Records for the exercise:
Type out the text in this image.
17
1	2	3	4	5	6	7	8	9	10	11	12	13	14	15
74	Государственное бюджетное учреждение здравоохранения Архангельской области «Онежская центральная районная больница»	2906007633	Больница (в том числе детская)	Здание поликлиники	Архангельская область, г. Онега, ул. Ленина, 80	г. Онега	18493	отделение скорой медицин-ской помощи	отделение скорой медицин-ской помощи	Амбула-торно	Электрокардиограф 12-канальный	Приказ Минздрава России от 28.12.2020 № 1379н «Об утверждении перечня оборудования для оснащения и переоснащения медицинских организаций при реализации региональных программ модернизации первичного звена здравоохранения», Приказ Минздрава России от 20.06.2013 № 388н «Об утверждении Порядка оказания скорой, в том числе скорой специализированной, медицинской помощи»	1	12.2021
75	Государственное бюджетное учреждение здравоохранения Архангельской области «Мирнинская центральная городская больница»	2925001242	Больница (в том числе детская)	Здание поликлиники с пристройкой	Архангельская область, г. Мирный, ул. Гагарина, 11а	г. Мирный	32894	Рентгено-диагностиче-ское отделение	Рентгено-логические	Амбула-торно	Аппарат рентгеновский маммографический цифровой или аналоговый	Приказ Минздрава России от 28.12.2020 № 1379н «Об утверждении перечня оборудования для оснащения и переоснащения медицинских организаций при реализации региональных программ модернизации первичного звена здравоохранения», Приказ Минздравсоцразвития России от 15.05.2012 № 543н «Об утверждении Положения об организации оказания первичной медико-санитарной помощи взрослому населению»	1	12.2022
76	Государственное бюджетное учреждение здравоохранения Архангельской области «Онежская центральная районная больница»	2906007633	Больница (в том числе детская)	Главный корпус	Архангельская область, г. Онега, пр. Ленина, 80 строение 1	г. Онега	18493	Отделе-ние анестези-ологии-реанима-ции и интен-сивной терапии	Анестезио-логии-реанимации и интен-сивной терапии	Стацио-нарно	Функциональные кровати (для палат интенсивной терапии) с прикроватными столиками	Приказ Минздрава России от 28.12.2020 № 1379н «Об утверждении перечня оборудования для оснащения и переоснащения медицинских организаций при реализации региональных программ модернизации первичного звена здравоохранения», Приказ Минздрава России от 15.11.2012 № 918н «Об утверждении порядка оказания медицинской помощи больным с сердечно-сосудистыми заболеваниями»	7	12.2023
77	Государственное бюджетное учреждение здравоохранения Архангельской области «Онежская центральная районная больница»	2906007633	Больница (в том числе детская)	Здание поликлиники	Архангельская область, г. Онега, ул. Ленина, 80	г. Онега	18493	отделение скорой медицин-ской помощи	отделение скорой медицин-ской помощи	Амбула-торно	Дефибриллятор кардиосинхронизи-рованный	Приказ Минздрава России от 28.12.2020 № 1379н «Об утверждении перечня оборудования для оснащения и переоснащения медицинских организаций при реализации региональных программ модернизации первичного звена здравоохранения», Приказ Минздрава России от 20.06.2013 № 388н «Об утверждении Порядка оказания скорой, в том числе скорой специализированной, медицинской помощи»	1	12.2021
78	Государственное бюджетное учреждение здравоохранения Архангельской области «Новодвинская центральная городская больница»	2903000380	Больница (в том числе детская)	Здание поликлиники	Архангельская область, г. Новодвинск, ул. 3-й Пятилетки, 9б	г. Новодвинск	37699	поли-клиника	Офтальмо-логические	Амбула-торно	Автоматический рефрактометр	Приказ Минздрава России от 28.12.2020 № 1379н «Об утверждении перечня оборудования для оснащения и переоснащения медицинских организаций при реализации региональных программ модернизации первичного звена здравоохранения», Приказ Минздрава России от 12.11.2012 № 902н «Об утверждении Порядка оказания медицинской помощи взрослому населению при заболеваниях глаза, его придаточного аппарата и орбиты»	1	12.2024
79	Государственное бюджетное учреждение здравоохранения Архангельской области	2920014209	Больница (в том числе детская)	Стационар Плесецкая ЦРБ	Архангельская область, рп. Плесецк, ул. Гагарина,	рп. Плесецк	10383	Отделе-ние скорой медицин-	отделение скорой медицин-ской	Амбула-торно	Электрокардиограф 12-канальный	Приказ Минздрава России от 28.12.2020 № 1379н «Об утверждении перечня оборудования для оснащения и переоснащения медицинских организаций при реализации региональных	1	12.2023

The exercise:
Would you give the material above again, complete and exact?

Task answer:
Type out the text in this image.
17
1	2	3	4	5	6	7	8	9	10	11	12	13	14	15
74	Государственное бюджетное учреждение здравоохранения Архангельской области «Онежская центральная районная больница»	2906007633	Больница (в том числе детская)	Здание поликлиники	Архангельская область, г. Онега, ул. Ленина, 80	г. Онега	18493	отделение скорой медицин-ской помощи	отделение скорой медицин-ской помощи	Амбула-торно	Электрокардиограф 12-канальный	Приказ Минздрава России от 28.12.2020 № 1379н «Об утверждении перечня оборудования для оснащения и переоснащения медицинских организаций при реализации региональных программ модернизации первичного звена здравоохранения», Приказ Минздрава России от 20.06.2013 № 388н «Об утверждении Порядка оказания скорой, в том числе скорой специализированной, медицинской помощи»	1	12.2021
75	Государственное бюджетное учреждение здравоохранения Архангельской области «Мирнинская центральная городская больница»	2925001242	Больница (в том числе детская)	Здание поликлиники с пристройкой	Архангельская область, г. Мирный, ул. Гагарина, 11а	г. Мирный	32894	Рентгено-диагностиче-ское отделение	Рентгено-логические	Амбула-торно	Аппарат рентгеновский маммографический цифровой или аналоговый	Приказ Минздрава России от 28.12.2020 № 1379н «Об утверждении перечня оборудования для оснащения и переоснащения медицинских организаций при реализации региональных программ модернизации первичного звена здравоохранения», Приказ Минздравсоцразвития России от 15.05.2012 № 543н «Об утверждении Положения об организации оказания первичной медико-санитарной помощи взрослому населению»	1	12.2022
76	Государственное бюджетное учреждение здравоохранения Архангельской области «Онежская центральная районная больница»	2906007633	Больница (в том числе детская)	Главный корпус	Архангельская область, г. Онега, пр. Ленина, 80 строение 1	г. Онега	18493	Отделе-ние анестези-ологии-реанима-ции и интен-сивной терапии	Анестезио-логии-реанимации и интен-сивной терапии	Стацио-нарно	Функциональные кровати (для палат интенсивной терапии) с прикроватными столиками	Приказ Минздрава России от 28.12.2020 № 1379н «Об утверждении перечня оборудования для оснащения и переоснащения медицинских организаций при реализации региональных программ модернизации первичного звена здравоохранения», Приказ Минздрава России от 15.11.2012 № 918н «Об утверждении порядка оказания медицинской помощи больным с сердечно-сосудистыми заболеваниями»	7	12.2023
77	Государственное бюджетное учреждение здравоохранения Архангельской области «Онежская центральная районная больница»	2906007633	Больница (в том числе детская)	Здание поликлиники	Архангельская область, г. Онега, ул. Ленина, 80	г. Онега	18493	отделение скорой медицин-ской помощи	отделение скорой медицин-ской помощи	Амбула-торно	Дефибриллятор кардиосинхронизи-рованный	Приказ Минздрава России от 28.12.2020 № 1379н «Об утверждении перечня оборудования для оснащения и переоснащения медицинских организаций при реализации региональных программ модернизации первичного звена здравоохранения», Приказ Минздрава России от 20.06.2013 № 388н «Об утверждении Порядка оказания скорой, в том числе скорой специализированной, медицинской помощи»	1	12.2021
78	Государственное бюджетное учреждение здравоохранения Архангельской области «Новодвинская центральная городская больница»	2903000380	Больница (в том числе детская)	Здание поликлиники	Архангельская область, г. Новодвинск, ул. 3-й Пятилетки, 9б	г. Новодвинск	37699	поли-клиника	Офтальмо-логические	Амбула-торно	Автоматический рефрактометр	Приказ Минздрава России от 28.12.2020 № 1379н «Об утверждении перечня оборудования для оснащения и переоснащения медицинских организаций при реализации региональных программ модернизации первичного звена здравоохранения», Приказ Минздрава России от 12.11.2012 № 902н «Об утверждении Порядка оказания медицинской помощи взрослому населению при заболеваниях глаза, его придаточного аппарата и орбиты»	1	12.2024
79	Государственное бюджетное учреждение здравоохранения Архангельской области	2920014209	Больница (в том числе детская)	Стационар Плесецкая ЦРБ	Архангельская область, рп. Плесецк, ул. Гагарина,	рп. Плесецк	10383	Отделе-ние скорой медицин-	отделение скорой медицин-ской	Амбула-торно	Электрокардиограф 12-канальный	Приказ Минздрава России от 28.12.2020 № 1379н «Об утверждении перечня оборудования для оснащения и переоснащения медицинских организаций при реализации региональных	1	12.2023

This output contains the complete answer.